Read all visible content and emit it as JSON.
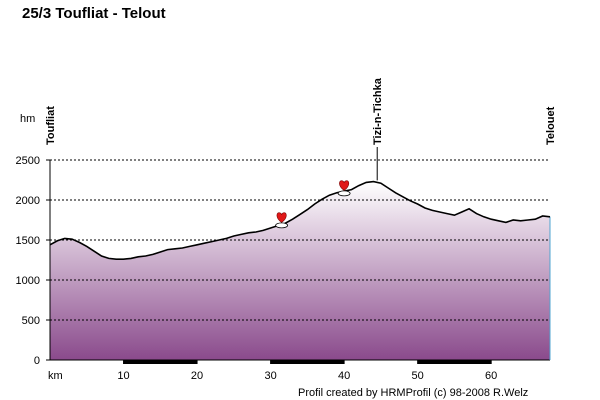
{
  "title": "25/3 Toufliat - Telout",
  "credit": "Profil created by HRMProfil (c) 98-2008 R.Welz",
  "colors": {
    "fill_top": "#ffffff",
    "fill_bottom": "#8a4a8c",
    "line": "#000000",
    "right_edge": "#4fa6d0",
    "heart": "#e01818"
  },
  "chart_data": {
    "type": "area",
    "title": "25/3 Toufliat - Telout",
    "xlabel": "km",
    "ylabel": "hm",
    "xlim": [
      0,
      68
    ],
    "ylim": [
      0,
      2500
    ],
    "grid": true,
    "x_ticks": [
      10,
      20,
      30,
      40,
      50,
      60
    ],
    "y_ticks": [
      0,
      500,
      1000,
      1500,
      2000,
      2500
    ],
    "x": [
      0,
      1,
      2,
      3,
      4,
      5,
      6,
      7,
      8,
      9,
      10,
      11,
      12,
      13,
      14,
      15,
      16,
      17,
      18,
      19,
      20,
      21,
      22,
      23,
      24,
      25,
      26,
      27,
      28,
      29,
      30,
      31,
      32,
      33,
      34,
      35,
      36,
      37,
      38,
      39,
      40,
      41,
      42,
      43,
      44,
      45,
      46,
      47,
      48,
      49,
      50,
      51,
      52,
      53,
      54,
      55,
      56,
      57,
      58,
      59,
      60,
      61,
      62,
      63,
      64,
      65,
      66,
      67,
      68
    ],
    "y": [
      1440,
      1490,
      1520,
      1510,
      1470,
      1420,
      1360,
      1300,
      1270,
      1260,
      1260,
      1270,
      1290,
      1300,
      1320,
      1350,
      1380,
      1390,
      1400,
      1420,
      1440,
      1460,
      1480,
      1500,
      1520,
      1550,
      1570,
      1590,
      1600,
      1620,
      1650,
      1680,
      1710,
      1760,
      1820,
      1880,
      1950,
      2010,
      2060,
      2090,
      2110,
      2130,
      2180,
      2220,
      2230,
      2210,
      2150,
      2090,
      2040,
      1990,
      1950,
      1900,
      1870,
      1850,
      1830,
      1810,
      1850,
      1890,
      1830,
      1790,
      1760,
      1740,
      1720,
      1750,
      1740,
      1750,
      1760,
      1800,
      1790
    ],
    "waypoints": [
      {
        "label": "Toufliat",
        "x": 0
      },
      {
        "label": "Tizi-n-Tichka",
        "x": 44.5
      },
      {
        "label": "Telouet",
        "x": 68
      }
    ],
    "markers": [
      {
        "type": "heart-icon",
        "x": 31.5,
        "y": 1720
      },
      {
        "type": "heart-icon",
        "x": 40,
        "y": 2120
      }
    ],
    "x_bar_segments": [
      [
        10,
        20
      ],
      [
        30,
        40
      ],
      [
        50,
        60
      ]
    ]
  }
}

══════

• **STATED TASK**
Leave out every picture and copy the rest of the records exactly.

• **ANSWER TO THIS EXERCISE**
Read all visible content and emit it as JSON.
{
  "title": "25/3 Toufliat - Telout",
  "credit": "Profil created by HRMProfil (c) 98-2008 R.Welz",
  "colors": {
    "fill_top": "#ffffff",
    "fill_bottom": "#8a4a8c",
    "line": "#000000",
    "right_edge": "#4fa6d0",
    "heart": "#e01818"
  },
  "chart_data": {
    "type": "area",
    "title": "25/3 Toufliat - Telout",
    "xlabel": "km",
    "ylabel": "hm",
    "xlim": [
      0,
      68
    ],
    "ylim": [
      0,
      2500
    ],
    "grid": true,
    "x_ticks": [
      10,
      20,
      30,
      40,
      50,
      60
    ],
    "y_ticks": [
      0,
      500,
      1000,
      1500,
      2000,
      2500
    ],
    "x": [
      0,
      1,
      2,
      3,
      4,
      5,
      6,
      7,
      8,
      9,
      10,
      11,
      12,
      13,
      14,
      15,
      16,
      17,
      18,
      19,
      20,
      21,
      22,
      23,
      24,
      25,
      26,
      27,
      28,
      29,
      30,
      31,
      32,
      33,
      34,
      35,
      36,
      37,
      38,
      39,
      40,
      41,
      42,
      43,
      44,
      45,
      46,
      47,
      48,
      49,
      50,
      51,
      52,
      53,
      54,
      55,
      56,
      57,
      58,
      59,
      60,
      61,
      62,
      63,
      64,
      65,
      66,
      67,
      68
    ],
    "y": [
      1440,
      1490,
      1520,
      1510,
      1470,
      1420,
      1360,
      1300,
      1270,
      1260,
      1260,
      1270,
      1290,
      1300,
      1320,
      1350,
      1380,
      1390,
      1400,
      1420,
      1440,
      1460,
      1480,
      1500,
      1520,
      1550,
      1570,
      1590,
      1600,
      1620,
      1650,
      1680,
      1710,
      1760,
      1820,
      1880,
      1950,
      2010,
      2060,
      2090,
      2110,
      2130,
      2180,
      2220,
      2230,
      2210,
      2150,
      2090,
      2040,
      1990,
      1950,
      1900,
      1870,
      1850,
      1830,
      1810,
      1850,
      1890,
      1830,
      1790,
      1760,
      1740,
      1720,
      1750,
      1740,
      1750,
      1760,
      1800,
      1790
    ],
    "waypoints": [
      {
        "label": "Toufliat",
        "x": 0
      },
      {
        "label": "Tizi-n-Tichka",
        "x": 44.5
      },
      {
        "label": "Telouet",
        "x": 68
      }
    ],
    "markers": [
      {
        "type": "heart-icon",
        "x": 31.5,
        "y": 1720
      },
      {
        "type": "heart-icon",
        "x": 40,
        "y": 2120
      }
    ],
    "x_bar_segments": [
      [
        10,
        20
      ],
      [
        30,
        40
      ],
      [
        50,
        60
      ]
    ]
  }
}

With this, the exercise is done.